Data in this exercise:
+ + +

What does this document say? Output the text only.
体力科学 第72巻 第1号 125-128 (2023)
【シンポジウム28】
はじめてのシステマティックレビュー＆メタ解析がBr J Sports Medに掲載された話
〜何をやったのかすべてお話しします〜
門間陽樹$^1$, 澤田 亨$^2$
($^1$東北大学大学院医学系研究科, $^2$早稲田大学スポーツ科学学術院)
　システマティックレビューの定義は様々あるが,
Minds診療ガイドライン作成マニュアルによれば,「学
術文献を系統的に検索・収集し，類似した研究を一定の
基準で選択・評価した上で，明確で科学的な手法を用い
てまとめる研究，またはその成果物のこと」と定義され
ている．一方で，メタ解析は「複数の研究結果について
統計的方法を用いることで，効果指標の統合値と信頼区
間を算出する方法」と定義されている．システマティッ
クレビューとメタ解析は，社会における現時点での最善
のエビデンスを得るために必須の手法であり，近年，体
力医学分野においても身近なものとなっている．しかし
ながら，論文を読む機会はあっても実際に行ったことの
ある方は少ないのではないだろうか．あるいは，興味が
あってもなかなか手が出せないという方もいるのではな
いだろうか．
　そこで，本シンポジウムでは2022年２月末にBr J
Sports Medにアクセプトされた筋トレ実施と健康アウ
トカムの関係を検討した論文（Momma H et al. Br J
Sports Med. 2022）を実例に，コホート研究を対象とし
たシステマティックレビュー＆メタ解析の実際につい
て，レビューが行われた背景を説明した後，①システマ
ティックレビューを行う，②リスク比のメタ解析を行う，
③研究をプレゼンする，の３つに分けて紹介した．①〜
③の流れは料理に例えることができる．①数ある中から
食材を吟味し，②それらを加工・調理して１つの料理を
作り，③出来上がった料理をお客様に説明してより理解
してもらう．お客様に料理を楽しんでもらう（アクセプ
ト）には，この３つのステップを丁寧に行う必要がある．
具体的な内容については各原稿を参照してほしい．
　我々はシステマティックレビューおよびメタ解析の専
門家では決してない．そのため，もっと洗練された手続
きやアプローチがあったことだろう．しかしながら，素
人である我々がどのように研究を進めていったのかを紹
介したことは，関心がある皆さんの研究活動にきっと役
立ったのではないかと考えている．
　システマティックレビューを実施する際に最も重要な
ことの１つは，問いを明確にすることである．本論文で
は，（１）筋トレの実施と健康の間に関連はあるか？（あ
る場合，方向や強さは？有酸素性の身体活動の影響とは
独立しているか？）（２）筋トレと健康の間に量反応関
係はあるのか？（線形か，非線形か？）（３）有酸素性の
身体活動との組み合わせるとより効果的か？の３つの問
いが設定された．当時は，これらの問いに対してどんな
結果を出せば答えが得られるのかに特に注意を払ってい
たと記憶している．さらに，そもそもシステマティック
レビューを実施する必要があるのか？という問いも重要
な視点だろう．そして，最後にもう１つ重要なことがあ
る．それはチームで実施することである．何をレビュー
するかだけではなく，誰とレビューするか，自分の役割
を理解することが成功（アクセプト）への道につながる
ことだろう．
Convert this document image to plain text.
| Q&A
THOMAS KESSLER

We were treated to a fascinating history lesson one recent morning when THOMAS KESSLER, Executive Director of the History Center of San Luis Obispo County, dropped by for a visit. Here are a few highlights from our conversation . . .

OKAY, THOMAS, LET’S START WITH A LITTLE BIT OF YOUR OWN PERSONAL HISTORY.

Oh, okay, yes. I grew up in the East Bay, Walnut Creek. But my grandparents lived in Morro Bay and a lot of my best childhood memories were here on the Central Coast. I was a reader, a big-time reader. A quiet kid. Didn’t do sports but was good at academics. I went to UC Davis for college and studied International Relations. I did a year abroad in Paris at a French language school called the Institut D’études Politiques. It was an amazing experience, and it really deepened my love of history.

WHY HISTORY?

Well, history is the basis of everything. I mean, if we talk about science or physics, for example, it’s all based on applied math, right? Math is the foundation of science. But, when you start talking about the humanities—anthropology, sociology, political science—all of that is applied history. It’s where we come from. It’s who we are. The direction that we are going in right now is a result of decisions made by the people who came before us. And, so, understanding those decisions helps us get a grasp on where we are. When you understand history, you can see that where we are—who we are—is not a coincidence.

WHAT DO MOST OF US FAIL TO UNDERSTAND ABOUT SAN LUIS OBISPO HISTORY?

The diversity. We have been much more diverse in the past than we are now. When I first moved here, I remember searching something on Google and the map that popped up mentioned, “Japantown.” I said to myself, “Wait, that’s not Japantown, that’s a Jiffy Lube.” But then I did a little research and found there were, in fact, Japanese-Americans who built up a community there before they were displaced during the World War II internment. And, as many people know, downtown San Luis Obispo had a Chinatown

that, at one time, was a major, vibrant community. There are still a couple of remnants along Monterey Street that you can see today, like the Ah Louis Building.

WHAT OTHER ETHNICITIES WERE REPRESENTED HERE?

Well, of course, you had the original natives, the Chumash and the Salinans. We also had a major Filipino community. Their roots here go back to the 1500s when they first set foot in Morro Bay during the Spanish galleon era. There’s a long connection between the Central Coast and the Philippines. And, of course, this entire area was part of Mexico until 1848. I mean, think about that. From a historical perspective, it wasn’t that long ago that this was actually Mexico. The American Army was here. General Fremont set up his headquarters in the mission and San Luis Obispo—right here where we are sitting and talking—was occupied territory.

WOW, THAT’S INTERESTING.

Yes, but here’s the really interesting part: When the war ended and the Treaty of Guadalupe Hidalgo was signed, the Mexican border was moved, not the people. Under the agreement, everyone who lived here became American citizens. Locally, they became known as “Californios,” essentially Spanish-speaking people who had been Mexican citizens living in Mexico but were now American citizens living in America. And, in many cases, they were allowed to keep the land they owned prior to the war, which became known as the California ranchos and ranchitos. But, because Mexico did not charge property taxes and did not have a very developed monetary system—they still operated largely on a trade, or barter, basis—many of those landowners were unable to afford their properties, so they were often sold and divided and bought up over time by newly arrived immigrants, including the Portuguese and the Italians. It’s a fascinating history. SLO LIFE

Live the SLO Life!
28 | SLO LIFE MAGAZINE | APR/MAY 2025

+ + +

Task description: Each line of the listing should be copied exactly.

Complete answer:
What does this document say? Output the text only.
体力科学 第72巻 第1号 125-128 (2023)
【シンポジウム28】
はじめてのシステマティックレビュー＆メタ解析がBr J Sports Medに掲載された話
〜何をやったのかすべてお話しします〜
門間陽樹$^1$, 澤田 亨$^2$
($^1$東北大学大学院医学系研究科, $^2$早稲田大学スポーツ科学学術院)
　システマティックレビューの定義は様々あるが,
Minds診療ガイドライン作成マニュアルによれば,「学
術文献を系統的に検索・収集し，類似した研究を一定の
基準で選択・評価した上で，明確で科学的な手法を用い
てまとめる研究，またはその成果物のこと」と定義され
ている．一方で，メタ解析は「複数の研究結果について
統計的方法を用いることで，効果指標の統合値と信頼区
間を算出する方法」と定義されている．システマティッ
クレビューとメタ解析は，社会における現時点での最善
のエビデンスを得るために必須の手法であり，近年，体
力医学分野においても身近なものとなっている．しかし
ながら，論文を読む機会はあっても実際に行ったことの
ある方は少ないのではないだろうか．あるいは，興味が
あってもなかなか手が出せないという方もいるのではな
いだろうか．
　そこで，本シンポジウムでは2022年２月末にBr J
Sports Medにアクセプトされた筋トレ実施と健康アウ
トカムの関係を検討した論文（Momma H et al. Br J
Sports Med. 2022）を実例に，コホート研究を対象とし
たシステマティックレビュー＆メタ解析の実際につい
て，レビューが行われた背景を説明した後，①システマ
ティックレビューを行う，②リスク比のメタ解析を行う，
③研究をプレゼンする，の３つに分けて紹介した．①〜
③の流れは料理に例えることができる．①数ある中から
食材を吟味し，②それらを加工・調理して１つの料理を
作り，③出来上がった料理をお客様に説明してより理解
してもらう．お客様に料理を楽しんでもらう（アクセプ
ト）には，この３つのステップを丁寧に行う必要がある．
具体的な内容については各原稿を参照してほしい．
　我々はシステマティックレビューおよびメタ解析の専
門家では決してない．そのため，もっと洗練された手続
きやアプローチがあったことだろう．しかしながら，素
人である我々がどのように研究を進めていったのかを紹
介したことは，関心がある皆さんの研究活動にきっと役
立ったのではないかと考えている．
　システマティックレビューを実施する際に最も重要な
ことの１つは，問いを明確にすることである．本論文で
は，（１）筋トレの実施と健康の間に関連はあるか？（あ
る場合，方向や強さは？有酸素性の身体活動の影響とは
独立しているか？）（２）筋トレと健康の間に量反応関
係はあるのか？（線形か，非線形か？）（３）有酸素性の
身体活動との組み合わせるとより効果的か？の３つの問
いが設定された．当時は，これらの問いに対してどんな
結果を出せば答えが得られるのかに特に注意を払ってい
たと記憶している．さらに，そもそもシステマティック
レビューを実施する必要があるのか？という問いも重要
な視点だろう．そして，最後にもう１つ重要なことがあ
る．それはチームで実施することである．何をレビュー
するかだけではなく，誰とレビューするか，自分の役割
を理解することが成功（アクセプト）への道につながる
ことだろう．
Convert this document image to plain text.
| Q&A
THOMAS KESSLER

We were treated to a fascinating history lesson one recent morning when THOMAS KESSLER, Executive Director of the History Center of San Luis Obispo County, dropped by for a visit. Here are a few highlights from our conversation . . .

OKAY, THOMAS, LET’S START WITH A LITTLE BIT OF YOUR OWN PERSONAL HISTORY.

Oh, okay, yes. I grew up in the East Bay, Walnut Creek. But my grandparents lived in Morro Bay and a lot of my best childhood memories were here on the Central Coast. I was a reader, a big-time reader. A quiet kid. Didn’t do sports but was good at academics. I went to UC Davis for college and studied International Relations. I did a year abroad in Paris at a French language school called the Institut D’études Politiques. It was an amazing experience, and it really deepened my love of history.

WHY HISTORY?

Well, history is the basis of everything. I mean, if we talk about science or physics, for example, it’s all based on applied math, right? Math is the foundation of science. But, when you start talking about the humanities—anthropology, sociology, political science—all of that is applied history. It’s where we come from. It’s who we are. The direction that we are going in right now is a result of decisions made by the people who came before us. And, so, understanding those decisions helps us get a grasp on where we are. When you understand history, you can see that where we are—who we are—is not a coincidence.

WHAT DO MOST OF US FAIL TO UNDERSTAND ABOUT SAN LUIS OBISPO HISTORY?

The diversity. We have been much more diverse in the past than we are now. When I first moved here, I remember searching something on Google and the map that popped up mentioned, “Japantown.” I said to myself, “Wait, that’s not Japantown, that’s a Jiffy Lube.” But then I did a little research and found there were, in fact, Japanese-Americans who built up a community there before they were displaced during the World War II internment. And, as many people know, downtown San Luis Obispo had a Chinatown

that, at one time, was a major, vibrant community. There are still a couple of remnants along Monterey Street that you can see today, like the Ah Louis Building.

WHAT OTHER ETHNICITIES WERE REPRESENTED HERE?

Well, of course, you had the original natives, the Chumash and the Salinans. We also had a major Filipino community. Their roots here go back to the 1500s when they first set foot in Morro Bay during the Spanish galleon era. There’s a long connection between the Central Coast and the Philippines. And, of course, this entire area was part of Mexico until 1848. I mean, think about that. From a historical perspective, it wasn’t that long ago that this was actually Mexico. The American Army was here. General Fremont set up his headquarters in the mission and San Luis Obispo—right here where we are sitting and talking—was occupied territory.

WOW, THAT’S INTERESTING.

Yes, but here’s the really interesting part: When the war ended and the Treaty of Guadalupe Hidalgo was signed, the Mexican border was moved, not the people. Under the agreement, everyone who lived here became American citizens. Locally, they became known as “Californios,” essentially Spanish-speaking people who had been Mexican citizens living in Mexico but were now American citizens living in America. And, in many cases, they were allowed to keep the land they owned prior to the war, which became known as the California ranchos and ranchitos. But, because Mexico did not charge property taxes and did not have a very developed monetary system—they still operated largely on a trade, or barter, basis—many of those landowners were unable to afford their properties, so they were often sold and divided and bought up over time by newly arrived immigrants, including the Portuguese and the Italians. It’s a fascinating history. SLO LIFE

Live the SLO Life!
28 | SLO LIFE MAGAZINE | APR/MAY 2025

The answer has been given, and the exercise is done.